##### Information provided #####

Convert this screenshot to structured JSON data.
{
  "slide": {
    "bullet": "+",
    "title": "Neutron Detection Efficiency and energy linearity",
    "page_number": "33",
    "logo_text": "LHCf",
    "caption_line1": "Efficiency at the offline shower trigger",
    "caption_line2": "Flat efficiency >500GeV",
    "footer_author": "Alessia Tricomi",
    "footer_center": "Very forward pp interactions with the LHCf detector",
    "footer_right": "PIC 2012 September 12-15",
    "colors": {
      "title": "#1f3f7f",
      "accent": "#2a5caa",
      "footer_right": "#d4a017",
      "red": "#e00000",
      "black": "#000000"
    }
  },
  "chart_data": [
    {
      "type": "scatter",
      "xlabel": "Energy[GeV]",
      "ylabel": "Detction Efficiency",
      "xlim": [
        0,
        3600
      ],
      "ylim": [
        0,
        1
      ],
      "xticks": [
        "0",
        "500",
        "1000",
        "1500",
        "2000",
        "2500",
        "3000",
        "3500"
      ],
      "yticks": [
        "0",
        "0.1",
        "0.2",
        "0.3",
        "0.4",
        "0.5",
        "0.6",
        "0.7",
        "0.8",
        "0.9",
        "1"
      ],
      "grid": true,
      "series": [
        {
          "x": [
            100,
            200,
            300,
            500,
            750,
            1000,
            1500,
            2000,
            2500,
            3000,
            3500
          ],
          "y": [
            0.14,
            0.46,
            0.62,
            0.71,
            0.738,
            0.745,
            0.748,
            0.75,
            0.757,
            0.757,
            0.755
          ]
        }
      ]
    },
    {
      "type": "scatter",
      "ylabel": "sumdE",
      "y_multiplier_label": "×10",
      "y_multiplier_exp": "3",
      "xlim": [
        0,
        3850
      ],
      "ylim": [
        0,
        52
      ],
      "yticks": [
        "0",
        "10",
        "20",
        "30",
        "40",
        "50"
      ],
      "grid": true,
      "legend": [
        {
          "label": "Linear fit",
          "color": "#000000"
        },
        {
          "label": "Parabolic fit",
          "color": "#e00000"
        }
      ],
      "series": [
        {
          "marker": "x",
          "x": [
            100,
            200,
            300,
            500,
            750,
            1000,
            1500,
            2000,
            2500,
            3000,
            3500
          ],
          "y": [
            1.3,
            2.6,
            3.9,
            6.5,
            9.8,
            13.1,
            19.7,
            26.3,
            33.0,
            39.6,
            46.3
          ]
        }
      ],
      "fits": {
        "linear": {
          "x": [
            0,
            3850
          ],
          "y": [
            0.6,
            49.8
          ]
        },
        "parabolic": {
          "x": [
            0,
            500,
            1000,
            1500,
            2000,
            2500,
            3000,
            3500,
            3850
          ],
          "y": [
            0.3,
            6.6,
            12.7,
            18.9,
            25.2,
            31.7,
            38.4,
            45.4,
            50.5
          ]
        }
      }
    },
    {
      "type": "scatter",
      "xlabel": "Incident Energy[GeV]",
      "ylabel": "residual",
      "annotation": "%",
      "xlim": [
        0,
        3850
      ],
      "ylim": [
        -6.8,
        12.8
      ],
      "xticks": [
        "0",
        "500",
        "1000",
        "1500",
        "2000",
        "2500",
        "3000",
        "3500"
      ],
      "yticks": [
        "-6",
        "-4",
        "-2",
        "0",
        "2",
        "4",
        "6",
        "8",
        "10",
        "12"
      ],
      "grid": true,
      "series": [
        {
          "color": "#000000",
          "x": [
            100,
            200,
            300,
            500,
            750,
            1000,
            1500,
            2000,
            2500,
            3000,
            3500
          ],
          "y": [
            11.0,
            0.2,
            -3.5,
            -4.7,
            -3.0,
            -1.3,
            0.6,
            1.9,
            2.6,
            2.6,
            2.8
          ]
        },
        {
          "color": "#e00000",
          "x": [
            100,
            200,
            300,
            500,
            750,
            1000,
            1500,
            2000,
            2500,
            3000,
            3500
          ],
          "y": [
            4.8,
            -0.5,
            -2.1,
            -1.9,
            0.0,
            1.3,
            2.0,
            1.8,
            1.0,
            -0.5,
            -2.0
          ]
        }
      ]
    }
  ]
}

#####

What to work on ::
Can you reproduce all the material exactly?

Completed task ::
Convert this screenshot to structured JSON data.
{
  "slide": {
    "bullet": "+",
    "title": "Neutron Detection Efficiency and energy linearity",
    "page_number": "33",
    "logo_text": "LHCf",
    "caption_line1": "Efficiency at the offline shower trigger",
    "caption_line2": "Flat efficiency >500GeV",
    "footer_author": "Alessia Tricomi",
    "footer_center": "Very forward pp interactions with the LHCf detector",
    "footer_right": "PIC 2012 September 12-15",
    "colors": {
      "title": "#1f3f7f",
      "accent": "#2a5caa",
      "footer_right": "#d4a017",
      "red": "#e00000",
      "black": "#000000"
    }
  },
  "chart_data": [
    {
      "type": "scatter",
      "xlabel": "Energy[GeV]",
      "ylabel": "Detction Efficiency",
      "xlim": [
        0,
        3600
      ],
      "ylim": [
        0,
        1
      ],
      "xticks": [
        "0",
        "500",
        "1000",
        "1500",
        "2000",
        "2500",
        "3000",
        "3500"
      ],
      "yticks": [
        "0",
        "0.1",
        "0.2",
        "0.3",
        "0.4",
        "0.5",
        "0.6",
        "0.7",
        "0.8",
        "0.9",
        "1"
      ],
      "grid": true,
      "series": [
        {
          "x": [
            100,
            200,
            300,
            500,
            750,
            1000,
            1500,
            2000,
            2500,
            3000,
            3500
          ],
          "y": [
            0.14,
            0.46,
            0.62,
            0.71,
            0.738,
            0.745,
            0.748,
            0.75,
            0.757,
            0.757,
            0.755
          ]
        }
      ]
    },
    {
      "type": "scatter",
      "ylabel": "sumdE",
      "y_multiplier_label": "×10",
      "y_multiplier_exp": "3",
      "xlim": [
        0,
        3850
      ],
      "ylim": [
        0,
        52
      ],
      "yticks": [
        "0",
        "10",
        "20",
        "30",
        "40",
        "50"
      ],
      "grid": true,
      "legend": [
        {
          "label": "Linear fit",
          "color": "#000000"
        },
        {
          "label": "Parabolic fit",
          "color": "#e00000"
        }
      ],
      "series": [
        {
          "marker": "x",
          "x": [
            100,
            200,
            300,
            500,
            750,
            1000,
            1500,
            2000,
            2500,
            3000,
            3500
          ],
          "y": [
            1.3,
            2.6,
            3.9,
            6.5,
            9.8,
            13.1,
            19.7,
            26.3,
            33.0,
            39.6,
            46.3
          ]
        }
      ],
      "fits": {
        "linear": {
          "x": [
            0,
            3850
          ],
          "y": [
            0.6,
            49.8
          ]
        },
        "parabolic": {
          "x": [
            0,
            500,
            1000,
            1500,
            2000,
            2500,
            3000,
            3500,
            3850
          ],
          "y": [
            0.3,
            6.6,
            12.7,
            18.9,
            25.2,
            31.7,
            38.4,
            45.4,
            50.5
          ]
        }
      }
    },
    {
      "type": "scatter",
      "xlabel": "Incident Energy[GeV]",
      "ylabel": "residual",
      "annotation": "%",
      "xlim": [
        0,
        3850
      ],
      "ylim": [
        -6.8,
        12.8
      ],
      "xticks": [
        "0",
        "500",
        "1000",
        "1500",
        "2000",
        "2500",
        "3000",
        "3500"
      ],
      "yticks": [
        "-6",
        "-4",
        "-2",
        "0",
        "2",
        "4",
        "6",
        "8",
        "10",
        "12"
      ],
      "grid": true,
      "series": [
        {
          "color": "#000000",
          "x": [
            100,
            200,
            300,
            500,
            750,
            1000,
            1500,
            2000,
            2500,
            3000,
            3500
          ],
          "y": [
            11.0,
            0.2,
            -3.5,
            -4.7,
            -3.0,
            -1.3,
            0.6,
            1.9,
            2.6,
            2.6,
            2.8
          ]
        },
        {
          "color": "#e00000",
          "x": [
            100,
            200,
            300,
            500,
            750,
            1000,
            1500,
            2000,
            2500,
            3000,
            3500
          ],
          "y": [
            4.8,
            -0.5,
            -2.1,
            -1.9,
            0.0,
            1.3,
            2.0,
            1.8,
            1.0,
            -0.5,
            -2.0
          ]
        }
      ]
    }
  ]
}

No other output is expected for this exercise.